- **What to produce**:
Copy out every line that contains "该土地具体位置".

- **Given data**:

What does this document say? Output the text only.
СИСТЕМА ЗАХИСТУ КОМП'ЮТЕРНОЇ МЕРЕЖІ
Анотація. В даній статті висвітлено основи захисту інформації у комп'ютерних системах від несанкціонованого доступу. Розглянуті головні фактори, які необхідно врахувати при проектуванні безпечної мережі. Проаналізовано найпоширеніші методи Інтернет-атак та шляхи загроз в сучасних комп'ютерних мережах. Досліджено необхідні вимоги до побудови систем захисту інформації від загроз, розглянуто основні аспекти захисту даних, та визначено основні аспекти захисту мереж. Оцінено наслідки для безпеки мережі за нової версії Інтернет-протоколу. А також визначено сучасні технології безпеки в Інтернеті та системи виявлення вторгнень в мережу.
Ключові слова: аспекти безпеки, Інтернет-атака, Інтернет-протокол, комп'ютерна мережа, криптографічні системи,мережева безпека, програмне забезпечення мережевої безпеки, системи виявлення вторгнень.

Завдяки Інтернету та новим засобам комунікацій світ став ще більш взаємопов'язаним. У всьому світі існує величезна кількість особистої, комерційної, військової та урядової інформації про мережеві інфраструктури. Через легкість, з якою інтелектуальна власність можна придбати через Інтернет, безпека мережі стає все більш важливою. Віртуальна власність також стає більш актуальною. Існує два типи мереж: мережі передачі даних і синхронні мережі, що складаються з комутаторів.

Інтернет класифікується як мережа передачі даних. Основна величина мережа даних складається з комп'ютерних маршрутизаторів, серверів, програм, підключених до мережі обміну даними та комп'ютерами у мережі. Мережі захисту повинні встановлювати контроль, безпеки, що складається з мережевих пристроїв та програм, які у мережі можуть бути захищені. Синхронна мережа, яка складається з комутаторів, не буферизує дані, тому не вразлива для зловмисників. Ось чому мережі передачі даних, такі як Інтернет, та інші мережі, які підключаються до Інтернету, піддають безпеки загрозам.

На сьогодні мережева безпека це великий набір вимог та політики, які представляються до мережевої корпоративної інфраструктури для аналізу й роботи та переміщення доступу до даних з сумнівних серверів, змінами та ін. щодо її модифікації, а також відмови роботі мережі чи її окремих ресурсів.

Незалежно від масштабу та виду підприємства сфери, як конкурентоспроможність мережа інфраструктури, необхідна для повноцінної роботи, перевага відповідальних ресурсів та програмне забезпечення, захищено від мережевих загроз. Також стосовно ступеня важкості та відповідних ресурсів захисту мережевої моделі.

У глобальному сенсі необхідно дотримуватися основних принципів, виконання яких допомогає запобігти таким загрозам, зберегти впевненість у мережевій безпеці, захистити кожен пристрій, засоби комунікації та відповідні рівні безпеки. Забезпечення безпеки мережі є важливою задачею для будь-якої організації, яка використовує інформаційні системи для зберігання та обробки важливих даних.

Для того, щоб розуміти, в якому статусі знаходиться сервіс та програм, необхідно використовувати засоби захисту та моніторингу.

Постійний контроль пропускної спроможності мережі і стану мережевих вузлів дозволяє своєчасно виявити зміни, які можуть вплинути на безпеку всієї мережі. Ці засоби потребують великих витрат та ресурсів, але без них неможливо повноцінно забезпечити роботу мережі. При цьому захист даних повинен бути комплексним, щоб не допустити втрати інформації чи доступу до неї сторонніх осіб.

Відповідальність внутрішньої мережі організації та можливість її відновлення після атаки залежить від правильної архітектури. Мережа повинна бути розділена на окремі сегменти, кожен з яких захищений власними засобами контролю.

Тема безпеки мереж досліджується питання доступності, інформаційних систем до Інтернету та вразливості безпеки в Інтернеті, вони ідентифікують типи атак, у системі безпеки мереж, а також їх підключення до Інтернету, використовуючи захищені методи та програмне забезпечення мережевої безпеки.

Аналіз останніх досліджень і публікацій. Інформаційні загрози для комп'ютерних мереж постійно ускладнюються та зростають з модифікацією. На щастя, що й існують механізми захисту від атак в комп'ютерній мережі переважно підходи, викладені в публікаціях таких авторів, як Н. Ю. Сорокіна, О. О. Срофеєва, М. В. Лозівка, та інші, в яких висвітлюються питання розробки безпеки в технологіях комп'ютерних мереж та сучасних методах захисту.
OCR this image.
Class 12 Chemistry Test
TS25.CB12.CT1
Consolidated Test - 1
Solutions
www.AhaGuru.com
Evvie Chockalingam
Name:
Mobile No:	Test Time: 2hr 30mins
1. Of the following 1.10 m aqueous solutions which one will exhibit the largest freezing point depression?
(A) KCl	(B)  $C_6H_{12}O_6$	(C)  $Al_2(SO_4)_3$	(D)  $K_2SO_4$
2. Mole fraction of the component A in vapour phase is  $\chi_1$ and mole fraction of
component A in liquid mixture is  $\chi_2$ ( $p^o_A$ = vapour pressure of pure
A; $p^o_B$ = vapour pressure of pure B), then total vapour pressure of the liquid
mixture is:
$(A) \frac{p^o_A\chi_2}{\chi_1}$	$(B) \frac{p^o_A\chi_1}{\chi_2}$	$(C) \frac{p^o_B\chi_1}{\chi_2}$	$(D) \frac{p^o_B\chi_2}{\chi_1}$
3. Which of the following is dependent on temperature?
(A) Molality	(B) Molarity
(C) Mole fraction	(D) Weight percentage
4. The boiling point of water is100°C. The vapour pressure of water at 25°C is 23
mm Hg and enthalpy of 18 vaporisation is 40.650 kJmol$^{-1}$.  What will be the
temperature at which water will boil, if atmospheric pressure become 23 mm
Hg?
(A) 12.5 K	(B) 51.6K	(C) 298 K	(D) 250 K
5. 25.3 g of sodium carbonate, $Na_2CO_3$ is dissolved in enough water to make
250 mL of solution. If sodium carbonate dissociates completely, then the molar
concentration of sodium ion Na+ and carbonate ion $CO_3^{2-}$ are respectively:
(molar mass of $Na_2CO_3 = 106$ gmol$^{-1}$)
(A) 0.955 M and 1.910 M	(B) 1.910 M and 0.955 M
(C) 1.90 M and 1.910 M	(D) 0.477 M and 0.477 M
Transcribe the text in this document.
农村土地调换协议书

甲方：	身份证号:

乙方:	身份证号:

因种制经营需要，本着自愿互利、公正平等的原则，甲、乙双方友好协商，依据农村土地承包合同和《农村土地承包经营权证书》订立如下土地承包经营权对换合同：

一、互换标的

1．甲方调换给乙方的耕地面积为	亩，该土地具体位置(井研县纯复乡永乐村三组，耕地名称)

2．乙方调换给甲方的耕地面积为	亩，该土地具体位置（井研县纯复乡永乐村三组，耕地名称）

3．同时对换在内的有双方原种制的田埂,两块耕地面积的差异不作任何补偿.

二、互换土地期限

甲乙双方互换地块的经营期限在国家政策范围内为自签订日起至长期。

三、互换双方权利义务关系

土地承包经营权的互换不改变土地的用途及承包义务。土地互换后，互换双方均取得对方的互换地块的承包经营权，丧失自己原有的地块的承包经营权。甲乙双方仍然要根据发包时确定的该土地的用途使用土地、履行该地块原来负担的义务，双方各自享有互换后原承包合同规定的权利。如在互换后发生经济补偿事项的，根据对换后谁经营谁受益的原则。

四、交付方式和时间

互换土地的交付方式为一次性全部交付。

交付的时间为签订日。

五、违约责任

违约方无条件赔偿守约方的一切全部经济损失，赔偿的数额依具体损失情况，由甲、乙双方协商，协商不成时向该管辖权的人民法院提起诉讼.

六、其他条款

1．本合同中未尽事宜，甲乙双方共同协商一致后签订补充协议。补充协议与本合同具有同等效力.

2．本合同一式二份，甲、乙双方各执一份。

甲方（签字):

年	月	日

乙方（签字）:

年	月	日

---

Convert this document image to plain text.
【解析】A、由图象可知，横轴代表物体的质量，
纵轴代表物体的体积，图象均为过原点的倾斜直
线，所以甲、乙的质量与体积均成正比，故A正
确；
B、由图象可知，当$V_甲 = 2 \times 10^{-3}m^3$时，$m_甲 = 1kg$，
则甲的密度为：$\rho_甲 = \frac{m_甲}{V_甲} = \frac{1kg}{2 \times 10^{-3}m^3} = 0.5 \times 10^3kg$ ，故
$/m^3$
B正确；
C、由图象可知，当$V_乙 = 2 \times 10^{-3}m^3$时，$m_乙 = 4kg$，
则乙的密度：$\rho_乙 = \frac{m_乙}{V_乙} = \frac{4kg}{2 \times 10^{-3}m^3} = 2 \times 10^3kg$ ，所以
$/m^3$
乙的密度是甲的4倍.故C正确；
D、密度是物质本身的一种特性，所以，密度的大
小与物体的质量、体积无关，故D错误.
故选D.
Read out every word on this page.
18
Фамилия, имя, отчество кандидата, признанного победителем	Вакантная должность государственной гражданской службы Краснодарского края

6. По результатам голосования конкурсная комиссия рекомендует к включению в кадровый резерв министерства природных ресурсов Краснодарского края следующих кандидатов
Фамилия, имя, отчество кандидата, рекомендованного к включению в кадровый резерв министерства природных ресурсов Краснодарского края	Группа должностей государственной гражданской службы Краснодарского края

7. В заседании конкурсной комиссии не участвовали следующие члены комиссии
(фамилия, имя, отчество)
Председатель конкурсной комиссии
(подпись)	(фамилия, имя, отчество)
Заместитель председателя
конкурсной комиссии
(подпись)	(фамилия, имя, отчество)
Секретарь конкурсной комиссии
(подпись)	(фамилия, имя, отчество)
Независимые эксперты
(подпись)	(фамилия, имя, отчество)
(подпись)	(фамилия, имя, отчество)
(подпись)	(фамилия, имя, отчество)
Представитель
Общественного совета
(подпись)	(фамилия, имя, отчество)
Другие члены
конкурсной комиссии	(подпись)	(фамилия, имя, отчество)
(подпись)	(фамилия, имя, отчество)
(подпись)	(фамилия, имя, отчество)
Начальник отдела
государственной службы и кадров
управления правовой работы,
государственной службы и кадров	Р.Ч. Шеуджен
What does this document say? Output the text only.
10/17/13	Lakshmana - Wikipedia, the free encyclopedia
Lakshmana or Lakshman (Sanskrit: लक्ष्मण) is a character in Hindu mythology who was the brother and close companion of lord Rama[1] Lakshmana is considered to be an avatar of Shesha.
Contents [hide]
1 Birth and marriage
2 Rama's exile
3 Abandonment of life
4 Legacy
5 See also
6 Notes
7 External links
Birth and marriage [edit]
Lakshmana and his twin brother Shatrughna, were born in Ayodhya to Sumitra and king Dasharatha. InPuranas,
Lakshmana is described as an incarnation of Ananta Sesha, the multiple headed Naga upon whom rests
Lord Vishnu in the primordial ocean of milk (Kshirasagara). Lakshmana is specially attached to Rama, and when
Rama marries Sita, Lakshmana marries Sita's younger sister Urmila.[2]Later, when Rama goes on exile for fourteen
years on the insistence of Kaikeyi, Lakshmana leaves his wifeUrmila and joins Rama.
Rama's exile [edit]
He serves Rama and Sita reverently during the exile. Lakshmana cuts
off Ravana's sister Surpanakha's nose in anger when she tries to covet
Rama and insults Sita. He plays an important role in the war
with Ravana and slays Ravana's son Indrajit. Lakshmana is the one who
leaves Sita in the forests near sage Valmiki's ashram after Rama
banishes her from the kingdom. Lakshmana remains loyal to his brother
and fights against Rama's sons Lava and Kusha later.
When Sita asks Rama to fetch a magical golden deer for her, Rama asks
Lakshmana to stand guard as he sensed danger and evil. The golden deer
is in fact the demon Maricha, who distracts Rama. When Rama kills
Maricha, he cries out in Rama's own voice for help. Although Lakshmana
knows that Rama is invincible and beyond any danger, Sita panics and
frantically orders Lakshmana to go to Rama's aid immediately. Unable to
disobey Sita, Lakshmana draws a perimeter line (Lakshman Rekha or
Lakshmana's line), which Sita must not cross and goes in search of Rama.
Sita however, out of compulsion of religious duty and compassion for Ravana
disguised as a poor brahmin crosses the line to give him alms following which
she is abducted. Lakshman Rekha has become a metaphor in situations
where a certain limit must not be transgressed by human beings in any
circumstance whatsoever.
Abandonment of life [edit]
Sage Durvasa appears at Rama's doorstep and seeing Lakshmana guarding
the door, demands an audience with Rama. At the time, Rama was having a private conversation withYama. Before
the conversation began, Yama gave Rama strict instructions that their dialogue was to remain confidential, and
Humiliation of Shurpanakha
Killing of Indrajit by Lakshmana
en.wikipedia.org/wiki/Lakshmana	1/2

- **Written reply**:
1．甲方调换给乙方的耕地面积为	亩，该土地具体位置(井研县纯复乡永乐村三组，耕地名称)
2．乙方调换给甲方的耕地面积为	亩，该土地具体位置（井研县纯复乡永乐村三组，耕地名称）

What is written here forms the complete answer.